### TASK TO CARRY OUT
Write out all of the data exactly as it appears.

--- RECORDS FOR THE EXERCISE ---

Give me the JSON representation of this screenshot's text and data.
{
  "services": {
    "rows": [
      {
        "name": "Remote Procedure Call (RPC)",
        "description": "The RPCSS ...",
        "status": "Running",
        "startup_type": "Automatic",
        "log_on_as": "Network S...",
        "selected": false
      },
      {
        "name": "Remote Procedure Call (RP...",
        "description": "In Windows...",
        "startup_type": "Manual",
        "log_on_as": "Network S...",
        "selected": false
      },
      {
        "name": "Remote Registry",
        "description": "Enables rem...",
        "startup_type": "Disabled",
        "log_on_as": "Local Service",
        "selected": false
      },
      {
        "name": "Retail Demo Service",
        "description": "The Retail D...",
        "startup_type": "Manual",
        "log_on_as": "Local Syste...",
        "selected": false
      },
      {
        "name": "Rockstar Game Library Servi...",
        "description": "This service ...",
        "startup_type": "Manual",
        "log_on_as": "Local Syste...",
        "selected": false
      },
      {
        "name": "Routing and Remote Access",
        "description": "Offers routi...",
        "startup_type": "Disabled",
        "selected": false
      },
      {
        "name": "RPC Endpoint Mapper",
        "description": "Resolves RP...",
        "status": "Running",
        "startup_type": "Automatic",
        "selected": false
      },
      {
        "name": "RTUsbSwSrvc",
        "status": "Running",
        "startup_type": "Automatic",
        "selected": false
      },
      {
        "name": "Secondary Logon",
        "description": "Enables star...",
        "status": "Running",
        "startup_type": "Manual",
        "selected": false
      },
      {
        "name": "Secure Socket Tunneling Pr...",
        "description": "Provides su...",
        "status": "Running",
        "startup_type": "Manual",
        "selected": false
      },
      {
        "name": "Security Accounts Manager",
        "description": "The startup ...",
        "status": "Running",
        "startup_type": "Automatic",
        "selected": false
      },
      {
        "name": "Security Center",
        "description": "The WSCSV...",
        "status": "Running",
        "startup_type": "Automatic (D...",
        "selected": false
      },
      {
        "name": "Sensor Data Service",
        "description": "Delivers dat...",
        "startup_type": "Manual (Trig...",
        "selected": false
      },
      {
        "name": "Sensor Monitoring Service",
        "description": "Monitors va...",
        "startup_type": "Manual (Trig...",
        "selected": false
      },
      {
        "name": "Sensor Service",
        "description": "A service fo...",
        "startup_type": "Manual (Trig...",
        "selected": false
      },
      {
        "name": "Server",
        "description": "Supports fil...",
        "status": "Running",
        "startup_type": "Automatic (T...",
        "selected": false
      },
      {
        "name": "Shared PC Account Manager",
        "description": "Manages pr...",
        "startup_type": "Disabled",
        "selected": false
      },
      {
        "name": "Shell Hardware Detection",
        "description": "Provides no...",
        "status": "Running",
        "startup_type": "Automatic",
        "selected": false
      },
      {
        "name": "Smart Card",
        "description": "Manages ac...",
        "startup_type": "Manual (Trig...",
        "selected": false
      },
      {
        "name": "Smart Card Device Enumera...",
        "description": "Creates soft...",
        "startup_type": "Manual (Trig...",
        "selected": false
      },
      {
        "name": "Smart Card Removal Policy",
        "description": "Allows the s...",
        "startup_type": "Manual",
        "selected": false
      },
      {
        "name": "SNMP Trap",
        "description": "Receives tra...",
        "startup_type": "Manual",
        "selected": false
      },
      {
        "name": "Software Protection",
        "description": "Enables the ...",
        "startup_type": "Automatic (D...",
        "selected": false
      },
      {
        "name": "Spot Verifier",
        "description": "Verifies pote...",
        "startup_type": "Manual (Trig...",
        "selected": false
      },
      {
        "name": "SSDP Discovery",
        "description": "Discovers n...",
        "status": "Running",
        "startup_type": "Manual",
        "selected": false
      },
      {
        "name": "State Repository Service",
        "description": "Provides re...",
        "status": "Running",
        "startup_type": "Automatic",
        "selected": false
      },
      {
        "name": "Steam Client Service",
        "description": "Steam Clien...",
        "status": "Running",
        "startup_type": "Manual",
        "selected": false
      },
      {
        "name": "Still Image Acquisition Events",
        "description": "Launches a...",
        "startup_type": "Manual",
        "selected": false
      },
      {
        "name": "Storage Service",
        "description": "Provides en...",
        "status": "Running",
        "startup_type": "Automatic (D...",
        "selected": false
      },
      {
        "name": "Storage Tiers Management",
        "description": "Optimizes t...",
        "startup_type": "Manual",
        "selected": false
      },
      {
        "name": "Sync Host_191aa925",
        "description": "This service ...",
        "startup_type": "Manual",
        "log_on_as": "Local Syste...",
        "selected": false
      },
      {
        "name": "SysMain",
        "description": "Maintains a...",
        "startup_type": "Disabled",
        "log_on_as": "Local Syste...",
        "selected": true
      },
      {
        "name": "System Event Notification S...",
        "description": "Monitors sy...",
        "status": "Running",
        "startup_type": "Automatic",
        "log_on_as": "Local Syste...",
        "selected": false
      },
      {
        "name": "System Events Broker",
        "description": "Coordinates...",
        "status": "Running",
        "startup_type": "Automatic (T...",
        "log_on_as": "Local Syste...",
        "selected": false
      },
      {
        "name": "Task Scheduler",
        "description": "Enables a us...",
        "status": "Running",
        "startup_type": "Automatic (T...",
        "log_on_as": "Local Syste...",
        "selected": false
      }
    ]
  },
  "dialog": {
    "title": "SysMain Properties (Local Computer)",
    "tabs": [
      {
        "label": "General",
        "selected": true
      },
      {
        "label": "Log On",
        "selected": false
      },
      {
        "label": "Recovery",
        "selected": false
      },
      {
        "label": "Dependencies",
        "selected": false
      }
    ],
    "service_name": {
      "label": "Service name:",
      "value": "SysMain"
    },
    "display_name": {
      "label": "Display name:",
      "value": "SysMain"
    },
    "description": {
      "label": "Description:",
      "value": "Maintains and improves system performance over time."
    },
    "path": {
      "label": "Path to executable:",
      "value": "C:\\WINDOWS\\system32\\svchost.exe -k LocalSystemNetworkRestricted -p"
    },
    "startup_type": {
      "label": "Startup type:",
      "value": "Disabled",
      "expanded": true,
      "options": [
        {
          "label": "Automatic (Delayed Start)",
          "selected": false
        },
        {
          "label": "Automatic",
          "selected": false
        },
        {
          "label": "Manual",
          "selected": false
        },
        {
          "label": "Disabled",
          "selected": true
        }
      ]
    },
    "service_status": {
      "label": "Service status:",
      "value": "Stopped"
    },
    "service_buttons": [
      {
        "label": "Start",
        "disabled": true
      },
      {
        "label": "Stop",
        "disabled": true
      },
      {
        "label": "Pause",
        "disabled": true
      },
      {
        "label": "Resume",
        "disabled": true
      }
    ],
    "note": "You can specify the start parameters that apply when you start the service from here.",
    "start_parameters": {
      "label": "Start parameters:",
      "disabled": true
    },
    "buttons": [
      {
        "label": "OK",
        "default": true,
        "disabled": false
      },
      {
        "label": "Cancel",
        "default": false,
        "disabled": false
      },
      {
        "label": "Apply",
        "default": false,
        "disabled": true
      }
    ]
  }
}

---

### COMPLETE OUTPUT
Give me the JSON representation of this screenshot's text and data.
{
  "services": {
    "rows": [
      {
        "name": "Remote Procedure Call (RPC)",
        "description": "The RPCSS ...",
        "status": "Running",
        "startup_type": "Automatic",
        "log_on_as": "Network S...",
        "selected": false
      },
      {
        "name": "Remote Procedure Call (RP...",
        "description": "In Windows...",
        "startup_type": "Manual",
        "log_on_as": "Network S...",
        "selected": false
      },
      {
        "name": "Remote Registry",
        "description": "Enables rem...",
        "startup_type": "Disabled",
        "log_on_as": "Local Service",
        "selected": false
      },
      {
        "name": "Retail Demo Service",
        "description": "The Retail D...",
        "startup_type": "Manual",
        "log_on_as": "Local Syste...",
        "selected": false
      },
      {
        "name": "Rockstar Game Library Servi...",
        "description": "This service ...",
        "startup_type": "Manual",
        "log_on_as": "Local Syste...",
        "selected": false
      },
      {
        "name": "Routing and Remote Access",
        "description": "Offers routi...",
        "startup_type": "Disabled",
        "selected": false
      },
      {
        "name": "RPC Endpoint Mapper",
        "description": "Resolves RP...",
        "status": "Running",
        "startup_type": "Automatic",
        "selected": false
      },
      {
        "name": "RTUsbSwSrvc",
        "status": "Running",
        "startup_type": "Automatic",
        "selected": false
      },
      {
        "name": "Secondary Logon",
        "description": "Enables star...",
        "status": "Running",
        "startup_type": "Manual",
        "selected": false
      },
      {
        "name": "Secure Socket Tunneling Pr...",
        "description": "Provides su...",
        "status": "Running",
        "startup_type": "Manual",
        "selected": false
      },
      {
        "name": "Security Accounts Manager",
        "description": "The startup ...",
        "status": "Running",
        "startup_type": "Automatic",
        "selected": false
      },
      {
        "name": "Security Center",
        "description": "The WSCSV...",
        "status": "Running",
        "startup_type": "Automatic (D...",
        "selected": false
      },
      {
        "name": "Sensor Data Service",
        "description": "Delivers dat...",
        "startup_type": "Manual (Trig...",
        "selected": false
      },
      {
        "name": "Sensor Monitoring Service",
        "description": "Monitors va...",
        "startup_type": "Manual (Trig...",
        "selected": false
      },
      {
        "name": "Sensor Service",
        "description": "A service fo...",
        "startup_type": "Manual (Trig...",
        "selected": false
      },
      {
        "name": "Server",
        "description": "Supports fil...",
        "status": "Running",
        "startup_type": "Automatic (T...",
        "selected": false
      },
      {
        "name": "Shared PC Account Manager",
        "description": "Manages pr...",
        "startup_type": "Disabled",
        "selected": false
      },
      {
        "name": "Shell Hardware Detection",
        "description": "Provides no...",
        "status": "Running",
        "startup_type": "Automatic",
        "selected": false
      },
      {
        "name": "Smart Card",
        "description": "Manages ac...",
        "startup_type": "Manual (Trig...",
        "selected": false
      },
      {
        "name": "Smart Card Device Enumera...",
        "description": "Creates soft...",
        "startup_type": "Manual (Trig...",
        "selected": false
      },
      {
        "name": "Smart Card Removal Policy",
        "description": "Allows the s...",
        "startup_type": "Manual",
        "selected": false
      },
      {
        "name": "SNMP Trap",
        "description": "Receives tra...",
        "startup_type": "Manual",
        "selected": false
      },
      {
        "name": "Software Protection",
        "description": "Enables the ...",
        "startup_type": "Automatic (D...",
        "selected": false
      },
      {
        "name": "Spot Verifier",
        "description": "Verifies pote...",
        "startup_type": "Manual (Trig...",
        "selected": false
      },
      {
        "name": "SSDP Discovery",
        "description": "Discovers n...",
        "status": "Running",
        "startup_type": "Manual",
        "selected": false
      },
      {
        "name": "State Repository Service",
        "description": "Provides re...",
        "status": "Running",
        "startup_type": "Automatic",
        "selected": false
      },
      {
        "name": "Steam Client Service",
        "description": "Steam Clien...",
        "status": "Running",
        "startup_type": "Manual",
        "selected": false
      },
      {
        "name": "Still Image Acquisition Events",
        "description": "Launches a...",
        "startup_type": "Manual",
        "selected": false
      },
      {
        "name": "Storage Service",
        "description": "Provides en...",
        "status": "Running",
        "startup_type": "Automatic (D...",
        "selected": false
      },
      {
        "name": "Storage Tiers Management",
        "description": "Optimizes t...",
        "startup_type": "Manual",
        "selected": false
      },
      {
        "name": "Sync Host_191aa925",
        "description": "This service ...",
        "startup_type": "Manual",
        "log_on_as": "Local Syste...",
        "selected": false
      },
      {
        "name": "SysMain",
        "description": "Maintains a...",
        "startup_type": "Disabled",
        "log_on_as": "Local Syste...",
        "selected": true
      },
      {
        "name": "System Event Notification S...",
        "description": "Monitors sy...",
        "status": "Running",
        "startup_type": "Automatic",
        "log_on_as": "Local Syste...",
        "selected": false
      },
      {
        "name": "System Events Broker",
        "description": "Coordinates...",
        "status": "Running",
        "startup_type": "Automatic (T...",
        "log_on_as": "Local Syste...",
        "selected": false
      },
      {
        "name": "Task Scheduler",
        "description": "Enables a us...",
        "status": "Running",
        "startup_type": "Automatic (T...",
        "log_on_as": "Local Syste...",
        "selected": false
      }
    ]
  },
  "dialog": {
    "title": "SysMain Properties (Local Computer)",
    "tabs": [
      {
        "label": "General",
        "selected": true
      },
      {
        "label": "Log On",
        "selected": false
      },
      {
        "label": "Recovery",
        "selected": false
      },
      {
        "label": "Dependencies",
        "selected": false
      }
    ],
    "service_name": {
      "label": "Service name:",
      "value": "SysMain"
    },
    "display_name": {
      "label": "Display name:",
      "value": "SysMain"
    },
    "description": {
      "label": "Description:",
      "value": "Maintains and improves system performance over time."
    },
    "path": {
      "label": "Path to executable:",
      "value": "C:\\WINDOWS\\system32\\svchost.exe -k LocalSystemNetworkRestricted -p"
    },
    "startup_type": {
      "label": "Startup type:",
      "value": "Disabled",
      "expanded": true,
      "options": [
        {
          "label": "Automatic (Delayed Start)",
          "selected": false
        },
        {
          "label": "Automatic",
          "selected": false
        },
        {
          "label": "Manual",
          "selected": false
        },
        {
          "label": "Disabled",
          "selected": true
        }
      ]
    },
    "service_status": {
      "label": "Service status:",
      "value": "Stopped"
    },
    "service_buttons": [
      {
        "label": "Start",
        "disabled": true
      },
      {
        "label": "Stop",
        "disabled": true
      },
      {
        "label": "Pause",
        "disabled": true
      },
      {
        "label": "Resume",
        "disabled": true
      }
    ],
    "note": "You can specify the start parameters that apply when you start the service from here.",
    "start_parameters": {
      "label": "Start parameters:",
      "disabled": true
    },
    "buttons": [
      {
        "label": "OK",
        "default": true,
        "disabled": false
      },
      {
        "label": "Cancel",
        "default": false,
        "disabled": false
      },
      {
        "label": "Apply",
        "default": false,
        "disabled": true
      }
    ]
  }
}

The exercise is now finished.